Every line of the listing must be reproduced as it stands. Leave the images behind.

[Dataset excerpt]
• • •

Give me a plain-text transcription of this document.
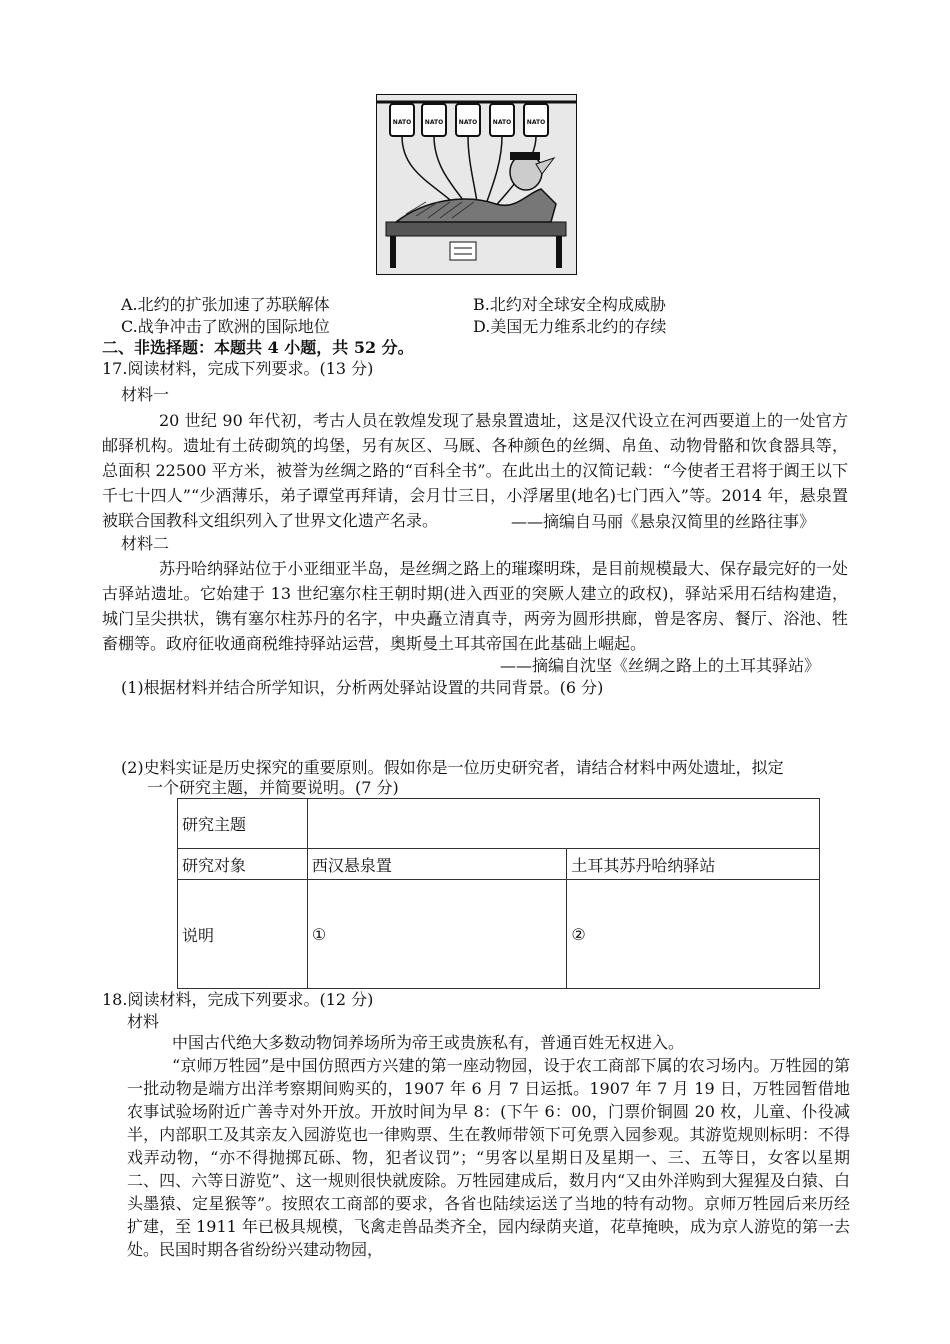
NATO NATO	NATO	NATO	NATO
A.北约的扩张加速了苏联解体	B.北约对全球安全构成威胁
C.战争冲击了欧洲的国际地位	D.美国无力维系北约的存续
二、非选择题：本题共 4 小题，共 52 分。
17.阅读材料，完成下列要求。(13 分)
材料一
20 世纪 90 年代初，考古人员在敦煌发现了悬泉置遗址，这是汉代设立在河西要道上的一处官方邮驿机构。遗址有土砖砌筑的坞堡，另有灰区、马厩、各种颜色的丝绸、帛鱼、动物骨骼和饮食器具等，总面积 22500 平方米，被誉为丝绸之路的“百科全书”。在此出土的汉简记载：“今使者王君将于阗王以下千七十四人”“少酒薄乐，弟子谭堂再拜请，会月廿三日，小浮屠里(地名)七门西入”等。2014 年，悬泉置被联合国教科文组织列入了世界文化遗产名录。	——摘编自马丽《悬泉汉简里的丝路往事》
材料二
苏丹哈纳驿站位于小亚细亚半岛，是丝绸之路上的璀璨明珠，是目前规模最大、保存最完好的一处古驿站遗址。它始建于 13 世纪塞尔柱王朝时期(进入西亚的突厥人建立的政权)，驿站采用石结构建造，城门呈尖拱状，镌有塞尔柱苏丹的名字，中央矗立清真寺，两旁为圆形拱廊，曾是客房、餐厅、浴池、牲畜棚等。政府征收通商税维持驿站运营，奥斯曼土耳其帝国在此基础上崛起。
——摘编自沈坚《丝绸之路上的土耳其驿站》
(1)根据材料并结合所学知识，分析两处驿站设置的共同背景。(6 分)
(2)史料实证是历史探究的重要原则。假如你是一位历史研究者，请结合材料中两处遗址，拟定
一个研究主题，并简要说明。(7 分)
研究主题		
研究对象	西汉悬泉置	土耳其苏丹哈纳驿站
说明	①	②
18.阅读材料，完成下列要求。(12 分)
材料
中国古代绝大多数动物饲养场所为帝王或贵族私有，普通百姓无权进入。
“京师万牲园”是中国仿照西方兴建的第一座动物园，设于农工商部下属的农习场内。万牲园的第一批动物是端方出洋考察期间购买的，1907 年 6 月 7 日运抵。1907 年 7 月 19 日，万牲园暂借地农事试验场附近广善寺对外开放。开放时间为早 8：(下午 6：00，门票价铜圆 20 枚，儿童、仆役减半，内部职工及其亲友入园游览也一律购票、生在教师带领下可免票入园参观。其游览规则标明：不得戏弄动物，“亦不得抛掷瓦砾、物，犯者议罚”；“男客以星期日及星期一、三、五等日，女客以星期二、四、六等日游览”、这一规则很快就废除。万牲园建成后，数月内“又由外洋购到大猩猩及白猿、白头墨猿、定星猴等”。按照农工商部的要求，各省也陆续运送了当地的特有动物。京师万牲园后来历经扩建，至 1911 年已极具规模，飞禽走兽品类齐全，园内绿荫夹道，花草掩映，成为京人游览的第一去处。民国时期各省纷纷兴建动物园，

• • •

* [Solution for this task]
Give me a plain-text transcription of this document.
NATO NATO	NATO	NATO	NATO
A.北约的扩张加速了苏联解体	B.北约对全球安全构成威胁
C.战争冲击了欧洲的国际地位	D.美国无力维系北约的存续
二、非选择题：本题共 4 小题，共 52 分。
17.阅读材料，完成下列要求。(13 分)
材料一
20 世纪 90 年代初，考古人员在敦煌发现了悬泉置遗址，这是汉代设立在河西要道上的一处官方邮驿机构。遗址有土砖砌筑的坞堡，另有灰区、马厩、各种颜色的丝绸、帛鱼、动物骨骼和饮食器具等，总面积 22500 平方米，被誉为丝绸之路的“百科全书”。在此出土的汉简记载：“今使者王君将于阗王以下千七十四人”“少酒薄乐，弟子谭堂再拜请，会月廿三日，小浮屠里(地名)七门西入”等。2014 年，悬泉置被联合国教科文组织列入了世界文化遗产名录。	——摘编自马丽《悬泉汉简里的丝路往事》
材料二
苏丹哈纳驿站位于小亚细亚半岛，是丝绸之路上的璀璨明珠，是目前规模最大、保存最完好的一处古驿站遗址。它始建于 13 世纪塞尔柱王朝时期(进入西亚的突厥人建立的政权)，驿站采用石结构建造，城门呈尖拱状，镌有塞尔柱苏丹的名字，中央矗立清真寺，两旁为圆形拱廊，曾是客房、餐厅、浴池、牲畜棚等。政府征收通商税维持驿站运营，奥斯曼土耳其帝国在此基础上崛起。
——摘编自沈坚《丝绸之路上的土耳其驿站》
(1)根据材料并结合所学知识，分析两处驿站设置的共同背景。(6 分)
(2)史料实证是历史探究的重要原则。假如你是一位历史研究者，请结合材料中两处遗址，拟定
一个研究主题，并简要说明。(7 分)
研究主题		
研究对象	西汉悬泉置	土耳其苏丹哈纳驿站
说明	①	②
18.阅读材料，完成下列要求。(12 分)
材料
中国古代绝大多数动物饲养场所为帝王或贵族私有，普通百姓无权进入。
“京师万牲园”是中国仿照西方兴建的第一座动物园，设于农工商部下属的农习场内。万牲园的第一批动物是端方出洋考察期间购买的，1907 年 6 月 7 日运抵。1907 年 7 月 19 日，万牲园暂借地农事试验场附近广善寺对外开放。开放时间为早 8：(下午 6：00，门票价铜圆 20 枚，儿童、仆役减半，内部职工及其亲友入园游览也一律购票、生在教师带领下可免票入园参观。其游览规则标明：不得戏弄动物，“亦不得抛掷瓦砾、物，犯者议罚”；“男客以星期日及星期一、三、五等日，女客以星期二、四、六等日游览”、这一规则很快就废除。万牲园建成后，数月内“又由外洋购到大猩猩及白猿、白头墨猿、定星猴等”。按照农工商部的要求，各省也陆续运送了当地的特有动物。京师万牲园后来历经扩建，至 1911 年已极具规模，飞禽走兽品类齐全，园内绿荫夹道，花草掩映，成为京人游览的第一去处。民国时期各省纷纷兴建动物园，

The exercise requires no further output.